__Given task__
Write out the full listing exactly as given, minus the images.

__Entries__

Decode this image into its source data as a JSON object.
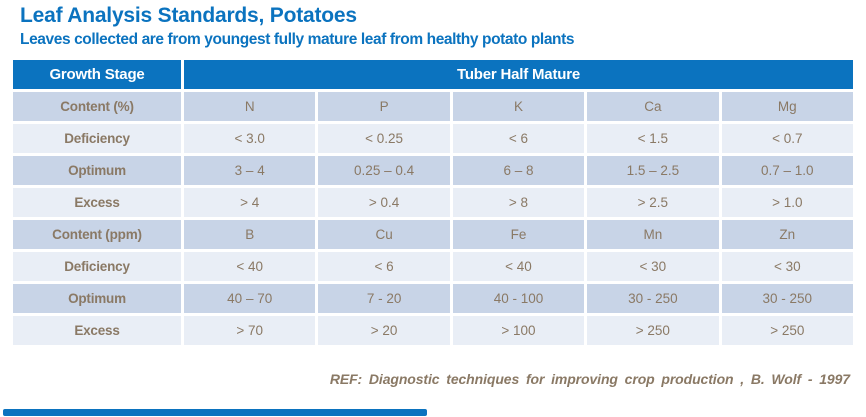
{
  "title": "Leaf Analysis Standards, Potatoes",
  "subtitle": "Leaves collected are from youngest fully mature leaf from healthy potato plants",
  "colors": {
    "accent_blue": "#0b73bf",
    "row_medium": "#c8d4e7",
    "row_light": "#e9eef6",
    "text_brown": "#8a7965"
  },
  "table": {
    "header": {
      "growth_stage": "Growth Stage",
      "stage_value": "Tuber Half Mature"
    },
    "rows": [
      {
        "label": "Content (%)",
        "values": [
          "N",
          "P",
          "K",
          "Ca",
          "Mg"
        ]
      },
      {
        "label": "Deficiency",
        "values": [
          "< 3.0",
          "< 0.25",
          "< 6",
          "< 1.5",
          "< 0.7"
        ]
      },
      {
        "label": "Optimum",
        "values": [
          "3 – 4",
          "0.25 – 0.4",
          "6 – 8",
          "1.5 – 2.5",
          "0.7 – 1.0"
        ]
      },
      {
        "label": "Excess",
        "values": [
          "> 4",
          "> 0.4",
          "> 8",
          "> 2.5",
          "> 1.0"
        ]
      },
      {
        "label": "Content (ppm)",
        "values": [
          "B",
          "Cu",
          "Fe",
          "Mn",
          "Zn"
        ]
      },
      {
        "label": "Deficiency",
        "values": [
          "< 40",
          "< 6",
          "< 40",
          "< 30",
          "< 30"
        ]
      },
      {
        "label": "Optimum",
        "values": [
          "40 – 70",
          "7 - 20",
          "40 - 100",
          "30 - 250",
          "30 - 250"
        ]
      },
      {
        "label": "Excess",
        "values": [
          "> 70",
          "> 20",
          "> 100",
          "> 250",
          "> 250"
        ]
      }
    ]
  },
  "footer": {
    "reference": "REF: Diagnostic techniques for improving crop production , B. Wolf - 1997"
  }
}
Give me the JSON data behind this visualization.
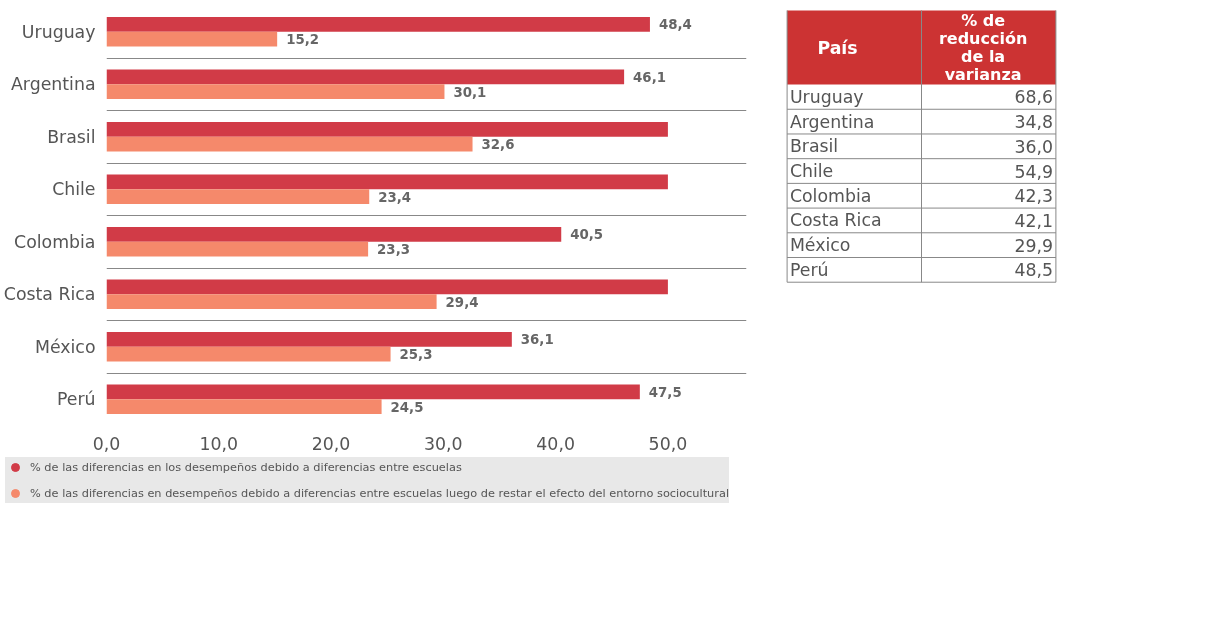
{
  "chart_data": [
    {
      "type": "bar",
      "orientation": "horizontal",
      "categories": [
        "Uruguay",
        "Argentina",
        "Brasil",
        "Chile",
        "Colombia",
        "Costa Rica",
        "México",
        "Perú"
      ],
      "series": [
        {
          "name": "% de las diferencias en los desempeños debido a diferencias entre escuelas",
          "color": "#d13b47",
          "values": [
            48.4,
            46.1,
            50.0,
            50.0,
            40.5,
            50.0,
            36.1,
            47.5
          ],
          "value_labels": [
            "48,4",
            "46,1",
            null,
            null,
            "40,5",
            null,
            "36,1",
            "47,5"
          ]
        },
        {
          "name": "% de las diferencias en desempeños debido a diferencias entre escuelas luego de restar el efecto del entorno sociocultural",
          "color": "#f5896b",
          "values": [
            15.2,
            30.1,
            32.6,
            23.4,
            23.3,
            29.4,
            25.3,
            24.5
          ],
          "value_labels": [
            "15,2",
            "30,1",
            "32,6",
            "23,4",
            "23,3",
            "29,4",
            "25,3",
            "24,5"
          ]
        }
      ],
      "xlim": [
        0,
        57
      ],
      "xticks": [
        {
          "value": 0,
          "label": "0,0"
        },
        {
          "value": 10,
          "label": "10,0"
        },
        {
          "value": 20,
          "label": "20,0"
        },
        {
          "value": 30,
          "label": "30,0"
        },
        {
          "value": 40,
          "label": "40,0"
        },
        {
          "value": 50,
          "label": "50,0"
        }
      ],
      "grid": "y",
      "legend": "bottom"
    },
    {
      "type": "other",
      "categories": [
        "Uruguay",
        "Argentina",
        "Brasil",
        "Chile",
        "Colombia",
        "Costa Rica",
        "México",
        "Perú"
      ],
      "value_labels": [
        "68,6",
        "34,8",
        "36,0",
        "54,9",
        "42,3",
        "42,1",
        "29,9",
        "48,5"
      ],
      "annotations": [
        "País",
        "% de\nreducción\nde la\nvarianza"
      ],
      "color": "#cc3333"
    }
  ]
}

__Result of this task__
Decode this image into its source data as a JSON object.
{
  "title": "Leaf Analysis Standards, Potatoes",
  "subtitle": "Leaves collected are from youngest fully mature leaf from healthy potato plants",
  "colors": {
    "accent_blue": "#0b73bf",
    "row_medium": "#c8d4e7",
    "row_light": "#e9eef6",
    "text_brown": "#8a7965"
  },
  "table": {
    "header": {
      "growth_stage": "Growth Stage",
      "stage_value": "Tuber Half Mature"
    },
    "rows": [
      {
        "label": "Content (%)",
        "values": [
          "N",
          "P",
          "K",
          "Ca",
          "Mg"
        ]
      },
      {
        "label": "Deficiency",
        "values": [
          "< 3.0",
          "< 0.25",
          "< 6",
          "< 1.5",
          "< 0.7"
        ]
      },
      {
        "label": "Optimum",
        "values": [
          "3 – 4",
          "0.25 – 0.4",
          "6 – 8",
          "1.5 – 2.5",
          "0.7 – 1.0"
        ]
      },
      {
        "label": "Excess",
        "values": [
          "> 4",
          "> 0.4",
          "> 8",
          "> 2.5",
          "> 1.0"
        ]
      },
      {
        "label": "Content (ppm)",
        "values": [
          "B",
          "Cu",
          "Fe",
          "Mn",
          "Zn"
        ]
      },
      {
        "label": "Deficiency",
        "values": [
          "< 40",
          "< 6",
          "< 40",
          "< 30",
          "< 30"
        ]
      },
      {
        "label": "Optimum",
        "values": [
          "40 – 70",
          "7 - 20",
          "40 - 100",
          "30 - 250",
          "30 - 250"
        ]
      },
      {
        "label": "Excess",
        "values": [
          "> 70",
          "> 20",
          "> 100",
          "> 250",
          "> 250"
        ]
      }
    ]
  },
  "footer": {
    "reference": "REF: Diagnostic techniques for improving crop production , B. Wolf - 1997"
  }
}
Give me the JSON data behind this visualization.
{
  "chart_data": [
    {
      "type": "bar",
      "orientation": "horizontal",
      "categories": [
        "Uruguay",
        "Argentina",
        "Brasil",
        "Chile",
        "Colombia",
        "Costa Rica",
        "México",
        "Perú"
      ],
      "series": [
        {
          "name": "% de las diferencias en los desempeños debido a diferencias entre escuelas",
          "color": "#d13b47",
          "values": [
            48.4,
            46.1,
            50.0,
            50.0,
            40.5,
            50.0,
            36.1,
            47.5
          ],
          "value_labels": [
            "48,4",
            "46,1",
            null,
            null,
            "40,5",
            null,
            "36,1",
            "47,5"
          ]
        },
        {
          "name": "% de las diferencias en desempeños debido a diferencias entre escuelas luego de restar el efecto del entorno sociocultural",
          "color": "#f5896b",
          "values": [
            15.2,
            30.1,
            32.6,
            23.4,
            23.3,
            29.4,
            25.3,
            24.5
          ],
          "value_labels": [
            "15,2",
            "30,1",
            "32,6",
            "23,4",
            "23,3",
            "29,4",
            "25,3",
            "24,5"
          ]
        }
      ],
      "xlim": [
        0,
        57
      ],
      "xticks": [
        {
          "value": 0,
          "label": "0,0"
        },
        {
          "value": 10,
          "label": "10,0"
        },
        {
          "value": 20,
          "label": "20,0"
        },
        {
          "value": 30,
          "label": "30,0"
        },
        {
          "value": 40,
          "label": "40,0"
        },
        {
          "value": 50,
          "label": "50,0"
        }
      ],
      "grid": "y",
      "legend": "bottom"
    },
    {
      "type": "other",
      "categories": [
        "Uruguay",
        "Argentina",
        "Brasil",
        "Chile",
        "Colombia",
        "Costa Rica",
        "México",
        "Perú"
      ],
      "value_labels": [
        "68,6",
        "34,8",
        "36,0",
        "54,9",
        "42,3",
        "42,1",
        "29,9",
        "48,5"
      ],
      "annotations": [
        "País",
        "% de\nreducción\nde la\nvarianza"
      ],
      "color": "#cc3333"
    }
  ]
}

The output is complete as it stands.